Source data:
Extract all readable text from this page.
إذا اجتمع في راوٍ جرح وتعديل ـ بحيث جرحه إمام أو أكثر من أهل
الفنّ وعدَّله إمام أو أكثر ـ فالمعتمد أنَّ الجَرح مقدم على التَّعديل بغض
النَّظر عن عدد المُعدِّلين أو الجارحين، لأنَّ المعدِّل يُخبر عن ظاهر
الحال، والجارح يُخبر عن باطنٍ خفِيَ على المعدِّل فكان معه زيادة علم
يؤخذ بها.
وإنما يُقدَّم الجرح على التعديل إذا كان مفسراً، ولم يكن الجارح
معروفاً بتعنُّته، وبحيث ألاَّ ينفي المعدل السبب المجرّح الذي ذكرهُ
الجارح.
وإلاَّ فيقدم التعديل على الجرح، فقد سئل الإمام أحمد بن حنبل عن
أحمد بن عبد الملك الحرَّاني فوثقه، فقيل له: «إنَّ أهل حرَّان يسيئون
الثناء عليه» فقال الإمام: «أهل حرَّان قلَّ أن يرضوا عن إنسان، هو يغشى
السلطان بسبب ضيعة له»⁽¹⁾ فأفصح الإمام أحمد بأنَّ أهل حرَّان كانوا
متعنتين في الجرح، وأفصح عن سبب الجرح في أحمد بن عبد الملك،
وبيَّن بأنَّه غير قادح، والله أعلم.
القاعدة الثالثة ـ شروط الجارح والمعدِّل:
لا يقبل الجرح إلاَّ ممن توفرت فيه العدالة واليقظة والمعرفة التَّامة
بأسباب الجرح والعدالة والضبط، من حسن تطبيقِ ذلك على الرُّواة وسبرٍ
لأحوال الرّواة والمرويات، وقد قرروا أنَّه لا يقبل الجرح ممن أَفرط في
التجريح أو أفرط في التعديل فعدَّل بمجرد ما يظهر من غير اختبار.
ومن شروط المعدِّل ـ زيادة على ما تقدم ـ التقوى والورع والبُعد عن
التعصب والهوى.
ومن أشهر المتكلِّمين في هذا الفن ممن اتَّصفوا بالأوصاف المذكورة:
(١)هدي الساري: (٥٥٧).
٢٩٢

*Work to complete*
Set every line of the listing down word for word.

*Exercise response*
Extract all readable text from this page.
إذا اجتمع في راوٍ جرح وتعديل ـ بحيث جرحه إمام أو أكثر من أهل
الفنّ وعدَّله إمام أو أكثر ـ فالمعتمد أنَّ الجَرح مقدم على التَّعديل بغض
النَّظر عن عدد المُعدِّلين أو الجارحين، لأنَّ المعدِّل يُخبر عن ظاهر
الحال، والجارح يُخبر عن باطنٍ خفِيَ على المعدِّل فكان معه زيادة علم
يؤخذ بها.
وإنما يُقدَّم الجرح على التعديل إذا كان مفسراً، ولم يكن الجارح
معروفاً بتعنُّته، وبحيث ألاَّ ينفي المعدل السبب المجرّح الذي ذكرهُ
الجارح.
وإلاَّ فيقدم التعديل على الجرح، فقد سئل الإمام أحمد بن حنبل عن
أحمد بن عبد الملك الحرَّاني فوثقه، فقيل له: «إنَّ أهل حرَّان يسيئون
الثناء عليه» فقال الإمام: «أهل حرَّان قلَّ أن يرضوا عن إنسان، هو يغشى
السلطان بسبب ضيعة له»⁽¹⁾ فأفصح الإمام أحمد بأنَّ أهل حرَّان كانوا
متعنتين في الجرح، وأفصح عن سبب الجرح في أحمد بن عبد الملك،
وبيَّن بأنَّه غير قادح، والله أعلم.
القاعدة الثالثة ـ شروط الجارح والمعدِّل:
لا يقبل الجرح إلاَّ ممن توفرت فيه العدالة واليقظة والمعرفة التَّامة
بأسباب الجرح والعدالة والضبط، من حسن تطبيقِ ذلك على الرُّواة وسبرٍ
لأحوال الرّواة والمرويات، وقد قرروا أنَّه لا يقبل الجرح ممن أَفرط في
التجريح أو أفرط في التعديل فعدَّل بمجرد ما يظهر من غير اختبار.
ومن شروط المعدِّل ـ زيادة على ما تقدم ـ التقوى والورع والبُعد عن
التعصب والهوى.
ومن أشهر المتكلِّمين في هذا الفن ممن اتَّصفوا بالأوصاف المذكورة:
(١)هدي الساري: (٥٥٧).
٢٩٢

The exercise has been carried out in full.